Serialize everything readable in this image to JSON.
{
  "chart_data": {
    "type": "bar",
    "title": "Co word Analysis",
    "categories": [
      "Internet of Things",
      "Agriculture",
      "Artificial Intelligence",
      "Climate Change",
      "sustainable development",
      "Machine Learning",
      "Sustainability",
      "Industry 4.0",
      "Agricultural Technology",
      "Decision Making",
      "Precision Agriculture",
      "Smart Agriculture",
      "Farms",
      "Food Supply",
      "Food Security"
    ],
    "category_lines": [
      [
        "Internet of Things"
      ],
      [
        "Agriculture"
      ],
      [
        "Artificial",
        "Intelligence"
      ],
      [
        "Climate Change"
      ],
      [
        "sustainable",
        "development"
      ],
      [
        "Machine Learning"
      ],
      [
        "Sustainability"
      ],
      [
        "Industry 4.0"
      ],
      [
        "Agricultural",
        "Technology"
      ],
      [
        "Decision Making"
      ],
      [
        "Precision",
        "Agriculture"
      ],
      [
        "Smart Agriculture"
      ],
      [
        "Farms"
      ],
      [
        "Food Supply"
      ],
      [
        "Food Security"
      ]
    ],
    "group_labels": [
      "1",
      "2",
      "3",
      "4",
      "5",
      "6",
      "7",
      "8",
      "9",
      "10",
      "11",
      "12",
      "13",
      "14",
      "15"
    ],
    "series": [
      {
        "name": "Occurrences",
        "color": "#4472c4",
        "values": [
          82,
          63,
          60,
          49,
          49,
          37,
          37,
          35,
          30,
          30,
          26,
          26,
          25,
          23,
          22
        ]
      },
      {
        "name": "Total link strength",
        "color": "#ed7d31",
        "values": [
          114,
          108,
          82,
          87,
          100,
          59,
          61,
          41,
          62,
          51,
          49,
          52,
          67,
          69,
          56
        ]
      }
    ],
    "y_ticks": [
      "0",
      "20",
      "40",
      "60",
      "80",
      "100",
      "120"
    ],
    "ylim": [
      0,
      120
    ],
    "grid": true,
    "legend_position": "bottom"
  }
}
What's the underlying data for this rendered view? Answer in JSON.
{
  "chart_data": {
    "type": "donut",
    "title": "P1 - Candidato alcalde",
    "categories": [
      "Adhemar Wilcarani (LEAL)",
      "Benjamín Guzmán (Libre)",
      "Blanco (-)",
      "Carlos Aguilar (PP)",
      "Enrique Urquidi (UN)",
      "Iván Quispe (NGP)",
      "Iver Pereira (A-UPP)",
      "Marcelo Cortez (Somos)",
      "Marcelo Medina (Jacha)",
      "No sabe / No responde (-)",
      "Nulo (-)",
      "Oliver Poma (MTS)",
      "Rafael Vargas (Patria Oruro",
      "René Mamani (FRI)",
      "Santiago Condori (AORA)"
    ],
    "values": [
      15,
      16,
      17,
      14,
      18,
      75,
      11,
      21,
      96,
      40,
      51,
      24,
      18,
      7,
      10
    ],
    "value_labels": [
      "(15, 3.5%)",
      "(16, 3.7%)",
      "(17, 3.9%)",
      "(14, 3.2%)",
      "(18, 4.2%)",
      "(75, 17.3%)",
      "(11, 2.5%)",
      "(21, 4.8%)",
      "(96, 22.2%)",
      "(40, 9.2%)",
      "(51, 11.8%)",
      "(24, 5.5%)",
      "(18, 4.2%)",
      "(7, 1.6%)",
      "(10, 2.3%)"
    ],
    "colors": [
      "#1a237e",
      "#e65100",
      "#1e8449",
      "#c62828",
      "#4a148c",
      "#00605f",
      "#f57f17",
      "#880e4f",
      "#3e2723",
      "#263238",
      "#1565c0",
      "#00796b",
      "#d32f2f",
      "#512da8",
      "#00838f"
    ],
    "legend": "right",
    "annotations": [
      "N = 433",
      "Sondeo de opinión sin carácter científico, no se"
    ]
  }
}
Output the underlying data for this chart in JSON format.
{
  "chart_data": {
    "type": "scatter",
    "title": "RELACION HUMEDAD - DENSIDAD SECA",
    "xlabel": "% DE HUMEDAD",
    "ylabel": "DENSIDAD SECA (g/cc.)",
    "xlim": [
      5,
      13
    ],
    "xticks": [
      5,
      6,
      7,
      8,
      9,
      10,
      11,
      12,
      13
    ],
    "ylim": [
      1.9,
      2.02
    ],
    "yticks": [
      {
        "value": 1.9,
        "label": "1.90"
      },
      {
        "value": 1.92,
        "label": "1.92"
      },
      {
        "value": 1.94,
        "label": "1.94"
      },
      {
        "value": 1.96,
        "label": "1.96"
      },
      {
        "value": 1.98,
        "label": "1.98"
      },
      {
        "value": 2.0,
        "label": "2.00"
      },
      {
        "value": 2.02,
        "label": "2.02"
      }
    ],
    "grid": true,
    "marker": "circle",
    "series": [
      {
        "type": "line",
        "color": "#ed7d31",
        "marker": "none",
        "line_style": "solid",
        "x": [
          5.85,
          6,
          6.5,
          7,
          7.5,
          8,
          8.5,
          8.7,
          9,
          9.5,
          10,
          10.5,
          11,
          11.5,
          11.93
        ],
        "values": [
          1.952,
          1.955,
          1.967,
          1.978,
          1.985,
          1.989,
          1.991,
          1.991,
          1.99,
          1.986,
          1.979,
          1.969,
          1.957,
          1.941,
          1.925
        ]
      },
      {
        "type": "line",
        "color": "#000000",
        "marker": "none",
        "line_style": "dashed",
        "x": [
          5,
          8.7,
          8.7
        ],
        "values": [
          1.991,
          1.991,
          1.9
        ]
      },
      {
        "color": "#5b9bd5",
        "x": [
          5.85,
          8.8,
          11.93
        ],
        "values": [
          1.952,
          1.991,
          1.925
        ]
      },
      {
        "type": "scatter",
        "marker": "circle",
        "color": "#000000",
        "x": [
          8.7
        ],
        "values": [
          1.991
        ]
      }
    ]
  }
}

WHAT YOU ARE ASKED TO DO
Identify each line in the entries with the word "DENSIDAD" and copy it.

WRITTEN ANSWER
    "title": "RELACION HUMEDAD - DENSIDAD SECA",
    "ylabel": "DENSIDAD SECA (g/cc.)",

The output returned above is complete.